Dataset items.
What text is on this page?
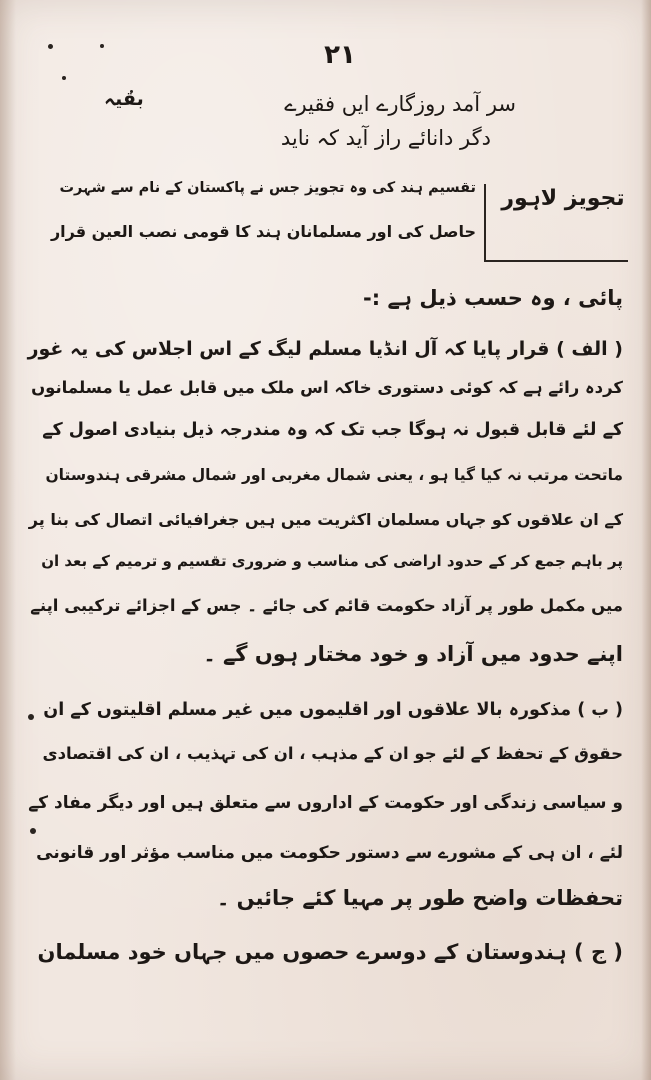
۲۱
بقیہ	سر آمد روزگارے ایں فقیرے
دگر دانائے راز آید کہ ناید
تجویز لاہور
تقسیم ہند کی وہ تجویز جس نے پاکستان کے نام سے شہرت
حاصل کی اور مسلمانان ہند کا قومی نصب العین قرار
پائی ، وہ حسب ذیل ہے :-
( الف ) قرار پایا کہ آل انڈیا مسلم لیگ کے اس اجلاس کی یہ غور
کردہ رائے ہے کہ کوئی دستوری خاکہ اس ملک میں قابل عمل یا مسلمانوں
کے لئے قابل قبول نہ ہوگا جب تک کہ وہ مندرجہ ذیل بنیادی اصول کے
ماتحت مرتب نہ کیا گیا ہو ، یعنی شمال مغربی اور شمال مشرقی ہندوستان
کے ان علاقوں کو جہاں مسلمان اکثریت میں ہیں جغرافیائی اتصال کی بنا پر
پر باہم جمع کر کے حدود اراضی کی مناسب و ضروری تقسیم و ترمیم کے بعد ان
میں مکمل طور پر آزاد حکومت قائم کی جائے ۔ جس کے اجزائے ترکیبی اپنے
اپنے حدود میں آزاد و خود مختار ہوں گے ۔
( ب ) مذکورہ بالا علاقوں اور اقلیموں میں غیر مسلم اقلیتوں کے ان
حقوق کے تحفظ کے لئے جو ان کے مذہب ، ان کی تہذیب ، ان کی اقتصادی
و سیاسی زندگی اور حکومت کے اداروں سے متعلق ہیں اور دیگر مفاد کے
لئے ، ان ہی کے مشورے سے دستور حکومت میں مناسب مؤثر اور قانونی
تحفظات واضح طور پر مہیا کئے جائیں ۔
( ج ) ہندوستان کے دوسرے حصوں میں جہاں خود مسلمان
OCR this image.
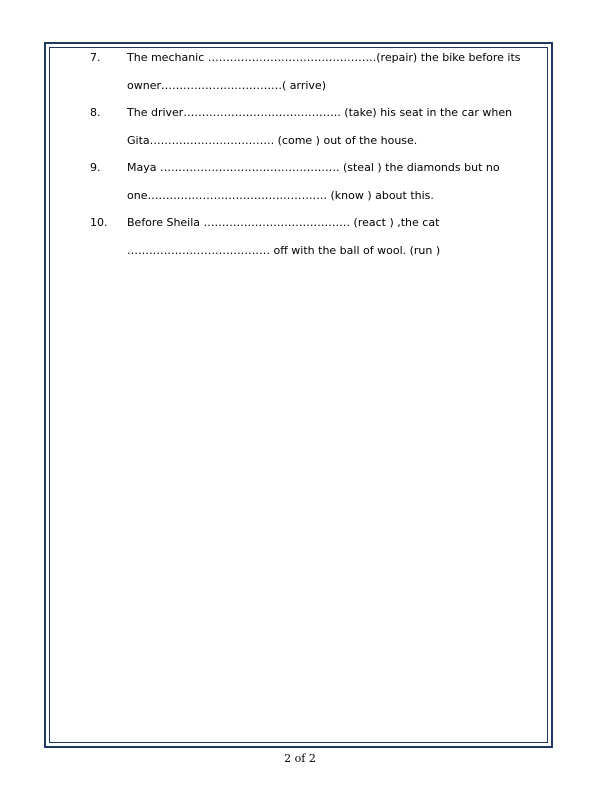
7.	The mechanic ……………………………………….(repair) the bike before its
owner……………………………( arrive)
8.	The driver……………………………………. (take) his seat in the car when
Gita……………………………. (come ) out of the house.
9.	Maya …………………………………………. (steal ) the diamonds but no
one…………………………………………. (know ) about this.
10.	Before Sheila …………………………………. (react ) ,the cat
………………………………… off with the ball of wool. (run )
2 of 2
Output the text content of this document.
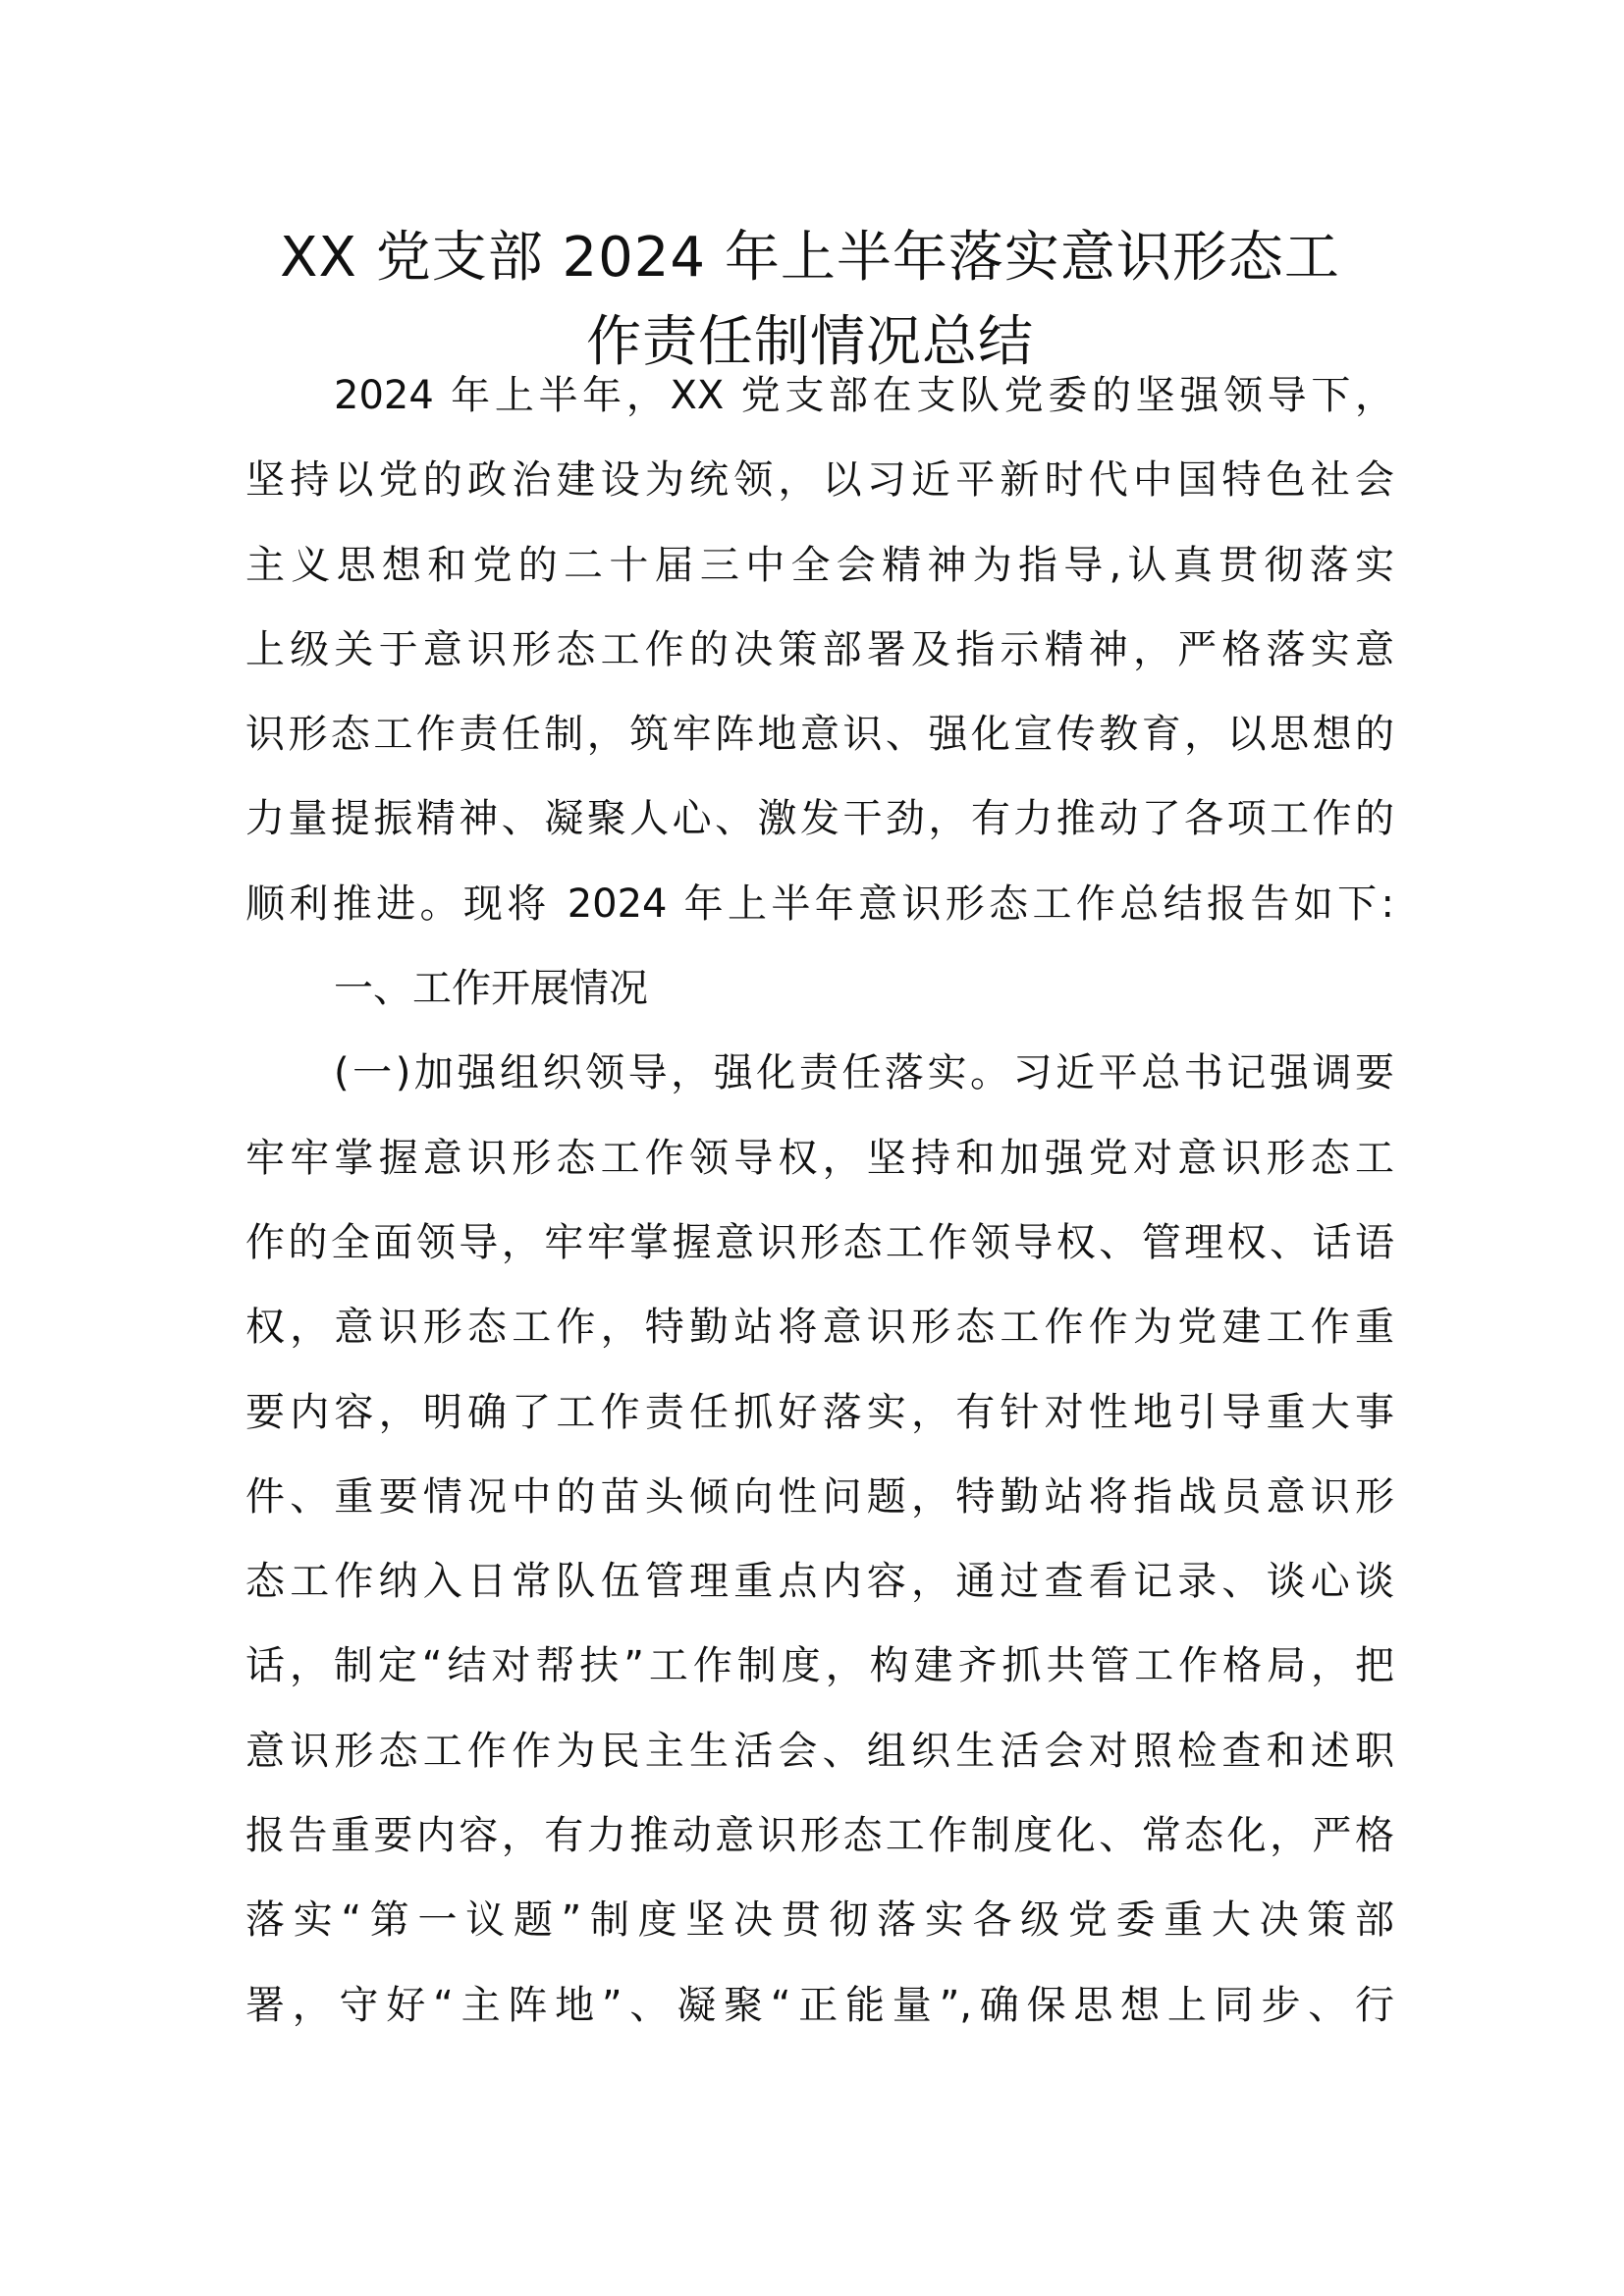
XX 党支部 2024 年上半年落实意识形态工
作责任制情况总结
2024 年上半年，XX 党支部在支队党委的坚强领导下，
坚持以党的政治建设为统领，以习近平新时代中国特色社会
主义思想和党的二十届三中全会精神为指导,认真贯彻落实
上级关于意识形态工作的决策部署及指示精神，严格落实意
识形态工作责任制，筑牢阵地意识、强化宣传教育，以思想的
力量提振精神、凝聚人心、激发干劲，有力推动了各项工作的
顺利推进。现将 2024 年上半年意识形态工作总结报告如下:
一、工作开展情况
(一)加强组织领导，强化责任落实。习近平总书记强调要
牢牢掌握意识形态工作领导权，坚持和加强党对意识形态工
作的全面领导，牢牢掌握意识形态工作领导权、管理权、话语
权，意识形态工作，特勤站将意识形态工作作为党建工作重
要内容，明确了工作责任抓好落实，有针对性地引导重大事
件、重要情况中的苗头倾向性问题，特勤站将指战员意识形
态工作纳入日常队伍管理重点内容，通过查看记录、谈心谈
话，制定“结对帮扶”工作制度，构建齐抓共管工作格局，把
意识形态工作作为民主生活会、组织生活会对照检查和述职
报告重要内容，有力推动意识形态工作制度化、常态化，严格
落实“第一议题”制度坚决贯彻落实各级党委重大决策部
署，守好“主阵地”、凝聚“正能量”,确保思想上同步、行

Task. Print the lines from the one holding "OCR this image." through the last line of the records, word for word, and omit the pictures.

Reply.
OCR this image.
7.	The mechanic ……………………………………….(repair) the bike before its
owner……………………………( arrive)
8.	The driver……………………………………. (take) his seat in the car when
Gita……………………………. (come ) out of the house.
9.	Maya …………………………………………. (steal ) the diamonds but no
one…………………………………………. (know ) about this.
10.	Before Sheila …………………………………. (react ) ,the cat
………………………………… off with the ball of wool. (run )
2 of 2
Output the text content of this document.
XX 党支部 2024 年上半年落实意识形态工
作责任制情况总结
2024 年上半年，XX 党支部在支队党委的坚强领导下，
坚持以党的政治建设为统领，以习近平新时代中国特色社会
主义思想和党的二十届三中全会精神为指导,认真贯彻落实
上级关于意识形态工作的决策部署及指示精神，严格落实意
识形态工作责任制，筑牢阵地意识、强化宣传教育，以思想的
力量提振精神、凝聚人心、激发干劲，有力推动了各项工作的
顺利推进。现将 2024 年上半年意识形态工作总结报告如下:
一、工作开展情况
(一)加强组织领导，强化责任落实。习近平总书记强调要
牢牢掌握意识形态工作领导权，坚持和加强党对意识形态工
作的全面领导，牢牢掌握意识形态工作领导权、管理权、话语
权，意识形态工作，特勤站将意识形态工作作为党建工作重
要内容，明确了工作责任抓好落实，有针对性地引导重大事
件、重要情况中的苗头倾向性问题，特勤站将指战员意识形
态工作纳入日常队伍管理重点内容，通过查看记录、谈心谈
话，制定“结对帮扶”工作制度，构建齐抓共管工作格局，把
意识形态工作作为民主生活会、组织生活会对照检查和述职
报告重要内容，有力推动意识形态工作制度化、常态化，严格
落实“第一议题”制度坚决贯彻落实各级党委重大决策部
署，守好“主阵地”、凝聚“正能量”,确保思想上同步、行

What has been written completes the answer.